**Working data:**
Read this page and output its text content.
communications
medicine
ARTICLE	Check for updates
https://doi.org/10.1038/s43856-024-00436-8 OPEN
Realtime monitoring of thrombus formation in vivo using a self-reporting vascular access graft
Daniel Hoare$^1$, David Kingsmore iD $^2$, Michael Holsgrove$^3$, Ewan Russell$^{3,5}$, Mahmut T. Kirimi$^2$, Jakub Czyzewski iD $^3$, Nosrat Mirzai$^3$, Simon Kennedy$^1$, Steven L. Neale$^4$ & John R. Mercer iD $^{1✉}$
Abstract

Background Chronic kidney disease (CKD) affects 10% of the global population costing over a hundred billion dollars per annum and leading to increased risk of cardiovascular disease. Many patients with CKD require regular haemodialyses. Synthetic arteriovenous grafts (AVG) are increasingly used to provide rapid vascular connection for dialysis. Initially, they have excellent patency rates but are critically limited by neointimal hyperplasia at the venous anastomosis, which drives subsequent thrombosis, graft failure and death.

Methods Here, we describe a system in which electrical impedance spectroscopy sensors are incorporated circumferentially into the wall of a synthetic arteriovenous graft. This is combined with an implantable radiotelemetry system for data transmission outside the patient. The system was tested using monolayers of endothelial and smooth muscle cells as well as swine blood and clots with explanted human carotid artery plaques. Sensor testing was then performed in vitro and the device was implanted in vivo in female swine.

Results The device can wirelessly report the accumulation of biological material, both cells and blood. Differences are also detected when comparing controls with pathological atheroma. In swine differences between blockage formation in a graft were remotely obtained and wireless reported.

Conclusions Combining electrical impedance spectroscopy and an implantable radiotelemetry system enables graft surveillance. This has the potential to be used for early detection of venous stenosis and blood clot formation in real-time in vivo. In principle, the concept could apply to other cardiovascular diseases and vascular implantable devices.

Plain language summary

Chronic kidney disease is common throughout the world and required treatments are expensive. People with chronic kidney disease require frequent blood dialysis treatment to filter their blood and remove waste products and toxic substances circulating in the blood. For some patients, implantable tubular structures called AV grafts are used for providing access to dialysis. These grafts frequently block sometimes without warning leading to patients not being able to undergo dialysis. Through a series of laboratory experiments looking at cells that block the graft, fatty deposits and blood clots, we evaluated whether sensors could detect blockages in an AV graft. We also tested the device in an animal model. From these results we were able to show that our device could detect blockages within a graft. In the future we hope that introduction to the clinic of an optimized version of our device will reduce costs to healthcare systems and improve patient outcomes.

**About this exercise:** Line by line, please copy the listing exactly.

**Your response:**
Read this page and output its text content.
communications
medicine
ARTICLE	Check for updates
https://doi.org/10.1038/s43856-024-00436-8 OPEN
Realtime monitoring of thrombus formation in vivo using a self-reporting vascular access graft
Daniel Hoare$^1$, David Kingsmore iD $^2$, Michael Holsgrove$^3$, Ewan Russell$^{3,5}$, Mahmut T. Kirimi$^2$, Jakub Czyzewski iD $^3$, Nosrat Mirzai$^3$, Simon Kennedy$^1$, Steven L. Neale$^4$ & John R. Mercer iD $^{1✉}$
Abstract

Background Chronic kidney disease (CKD) affects 10% of the global population costing over a hundred billion dollars per annum and leading to increased risk of cardiovascular disease. Many patients with CKD require regular haemodialyses. Synthetic arteriovenous grafts (AVG) are increasingly used to provide rapid vascular connection for dialysis. Initially, they have excellent patency rates but are critically limited by neointimal hyperplasia at the venous anastomosis, which drives subsequent thrombosis, graft failure and death.

Methods Here, we describe a system in which electrical impedance spectroscopy sensors are incorporated circumferentially into the wall of a synthetic arteriovenous graft. This is combined with an implantable radiotelemetry system for data transmission outside the patient. The system was tested using monolayers of endothelial and smooth muscle cells as well as swine blood and clots with explanted human carotid artery plaques. Sensor testing was then performed in vitro and the device was implanted in vivo in female swine.

Results The device can wirelessly report the accumulation of biological material, both cells and blood. Differences are also detected when comparing controls with pathological atheroma. In swine differences between blockage formation in a graft were remotely obtained and wireless reported.

Conclusions Combining electrical impedance spectroscopy and an implantable radiotelemetry system enables graft surveillance. This has the potential to be used for early detection of venous stenosis and blood clot formation in real-time in vivo. In principle, the concept could apply to other cardiovascular diseases and vascular implantable devices.

Plain language summary

Chronic kidney disease is common throughout the world and required treatments are expensive. People with chronic kidney disease require frequent blood dialysis treatment to filter their blood and remove waste products and toxic substances circulating in the blood. For some patients, implantable tubular structures called AV grafts are used for providing access to dialysis. These grafts frequently block sometimes without warning leading to patients not being able to undergo dialysis. Through a series of laboratory experiments looking at cells that block the graft, fatty deposits and blood clots, we evaluated whether sensors could detect blockages in an AV graft. We also tested the device in an animal model. From these results we were able to show that our device could detect blockages within a graft. In the future we hope that introduction to the clinic of an optimized version of our device will reduce costs to healthcare systems and improve patient outcomes.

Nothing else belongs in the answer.